** Opening Passage block **
Meet Dr. Andrew McMahon. He’s the Principal Investigator at the University of Southern California’s (USC) Stem Cell McMahon Lab. Dr. McMahon’s research focuses on the generation and repair of the kidney by identifying the regulatory processes that maintain, expand and differentiate kidney stem cells to the mature cell types of the functional kidney. In the adult, they are identifying the cellular and molecular mechanisms at play in repairing damage on acute injury. These lines of research will enable complimentary strategies to treat kidney injury and disease.
We spoke to Dr. McMahon about his research and how stem cells are offering insights into kidney disease.
Q. What is one new and exciting stem cell discovery in your area of research?
One of the most exciting discoveries has been the ability to take stem cells and generate kidney-like cells that have a structure reflecting the normal organization of the functional unit of the kidney, a nephron. For the past few years, we have been trying to use these models to understand how a normal human kidney develops, which will lead us towards the discovery of ways to regenerate it.
We are taking a systematic approach to understand the underpinnings of normal kidney development. To do this, we are using stem cells and making organoids in the lab. These are mini-units of our organ systems. We can study kidney development in this way and we can also use these organoids to model diseases. Interestingly, one of the most common inherited kidney diseases is autosomal dominant polycystic kidney disease. Up until now, scientists were reliant on animal models for the study of this disease, but such models cannot precisely model the human condition. Now, we can make these organoids in a dish and have more directed approaches to understand the the human disease, as well as development and regenerative processes.
Eventually, as the field progresses, we’ll be able to connect different organs together. This is a critical component of stem cell research. I think there is often a lot of emphasis on the idea of putting cells into patients but we should not forget the other applications of stem cells such as disease modeling and drug screening, both of which hold enormous possibilities.
I think there is often a lot of emphasis on the idea of putting cells into patients but we should not forget the other applications of stem cells such as disease modeling and drug screening, both of which hold enormous possibilities.
Q. What is the best way for advocates to rally support for stem cell research?
** Closing Passage block **
** Opening Dataset block **
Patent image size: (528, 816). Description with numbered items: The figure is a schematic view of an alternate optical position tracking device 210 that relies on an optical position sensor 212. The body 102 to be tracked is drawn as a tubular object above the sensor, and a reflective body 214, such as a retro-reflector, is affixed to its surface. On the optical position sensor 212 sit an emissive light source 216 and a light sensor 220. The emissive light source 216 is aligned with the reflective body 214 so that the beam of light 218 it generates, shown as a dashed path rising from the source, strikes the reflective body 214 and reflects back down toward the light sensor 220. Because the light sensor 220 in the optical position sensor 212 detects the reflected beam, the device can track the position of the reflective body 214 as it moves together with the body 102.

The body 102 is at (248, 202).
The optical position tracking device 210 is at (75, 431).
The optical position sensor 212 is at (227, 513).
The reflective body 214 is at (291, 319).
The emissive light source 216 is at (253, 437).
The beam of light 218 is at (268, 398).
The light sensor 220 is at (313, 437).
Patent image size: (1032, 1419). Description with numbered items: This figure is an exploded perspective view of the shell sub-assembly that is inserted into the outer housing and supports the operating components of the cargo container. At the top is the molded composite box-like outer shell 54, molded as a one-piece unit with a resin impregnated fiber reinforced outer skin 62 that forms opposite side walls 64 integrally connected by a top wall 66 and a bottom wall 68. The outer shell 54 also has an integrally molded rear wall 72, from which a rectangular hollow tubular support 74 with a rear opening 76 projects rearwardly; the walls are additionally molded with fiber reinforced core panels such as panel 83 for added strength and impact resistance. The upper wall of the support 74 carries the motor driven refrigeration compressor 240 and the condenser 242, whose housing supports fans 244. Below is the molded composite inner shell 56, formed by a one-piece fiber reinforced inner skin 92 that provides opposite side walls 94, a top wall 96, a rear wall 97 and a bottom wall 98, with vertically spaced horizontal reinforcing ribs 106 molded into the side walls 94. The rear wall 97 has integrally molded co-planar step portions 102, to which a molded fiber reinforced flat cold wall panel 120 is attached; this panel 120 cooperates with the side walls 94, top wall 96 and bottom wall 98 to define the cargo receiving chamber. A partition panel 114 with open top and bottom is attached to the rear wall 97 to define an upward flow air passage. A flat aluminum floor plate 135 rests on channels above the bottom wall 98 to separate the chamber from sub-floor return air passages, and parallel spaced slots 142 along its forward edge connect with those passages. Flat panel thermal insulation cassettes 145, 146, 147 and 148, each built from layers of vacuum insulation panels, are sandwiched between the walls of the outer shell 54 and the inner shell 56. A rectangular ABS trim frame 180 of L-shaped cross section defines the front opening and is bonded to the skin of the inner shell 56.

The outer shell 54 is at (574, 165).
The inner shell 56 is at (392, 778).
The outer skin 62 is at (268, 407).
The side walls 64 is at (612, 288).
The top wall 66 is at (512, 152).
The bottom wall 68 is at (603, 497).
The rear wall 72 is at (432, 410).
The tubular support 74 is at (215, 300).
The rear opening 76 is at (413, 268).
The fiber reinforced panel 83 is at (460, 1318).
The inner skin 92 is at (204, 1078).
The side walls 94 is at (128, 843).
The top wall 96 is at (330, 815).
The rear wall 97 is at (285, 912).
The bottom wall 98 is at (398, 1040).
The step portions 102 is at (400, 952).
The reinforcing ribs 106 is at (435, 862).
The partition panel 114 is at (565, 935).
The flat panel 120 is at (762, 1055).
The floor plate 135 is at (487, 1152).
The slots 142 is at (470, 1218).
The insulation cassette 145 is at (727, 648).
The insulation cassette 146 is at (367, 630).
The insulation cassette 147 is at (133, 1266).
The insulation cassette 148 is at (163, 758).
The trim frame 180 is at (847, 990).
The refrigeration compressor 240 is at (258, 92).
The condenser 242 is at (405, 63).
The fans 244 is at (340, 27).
** Closing Dataset block **
Prompt: Reproduce the whole interview with Dr. McMahon about kidney stem cell research, word for word from its first line to its last.

Output:
Meet Dr. Andrew McMahon. He’s the Principal Investigator at the University of Southern California’s (USC) Stem Cell McMahon Lab. Dr. McMahon’s research focuses on the generation and repair of the kidney by identifying the regulatory processes that maintain, expand and differentiate kidney stem cells to the mature cell types of the functional kidney. In the adult, they are identifying the cellular and molecular mechanisms at play in repairing damage on acute injury. These lines of research will enable complimentary strategies to treat kidney injury and disease.
We spoke to Dr. McMahon about his research and how stem cells are offering insights into kidney disease.
Q. What is one new and exciting stem cell discovery in your area of research?
One of the most exciting discoveries has been the ability to take stem cells and generate kidney-like cells that have a structure reflecting the normal organization of the functional unit of the kidney, a nephron. For the past few years, we have been trying to use these models to understand how a normal human kidney develops, which will lead us towards the discovery of ways to regenerate it.
We are taking a systematic approach to understand the underpinnings of normal kidney development. To do this, we are using stem cells and making organoids in the lab. These are mini-units of our organ systems. We can study kidney development in this way and we can also use these organoids to model diseases. Interestingly, one of the most common inherited kidney diseases is autosomal dominant polycystic kidney disease. Up until now, scientists were reliant on animal models for the study of this disease, but such models cannot precisely model the human condition. Now, we can make these organoids in a dish and have more directed approaches to understand the the human disease, as well as development and regenerative processes.
Eventually, as the field progresses, we’ll be able to connect different organs together. This is a critical component of stem cell research. I think there is often a lot of emphasis on the idea of putting cells into patients but we should not forget the other applications of stem cells such as disease modeling and drug screening, both of which hold enormous possibilities.
I think there is often a lot of emphasis on the idea of putting cells into patients but we should not forget the other applications of stem cells such as disease modeling and drug screening, both of which hold enormous possibilities.
Q. What is the best way for advocates to rally support for stem cell research?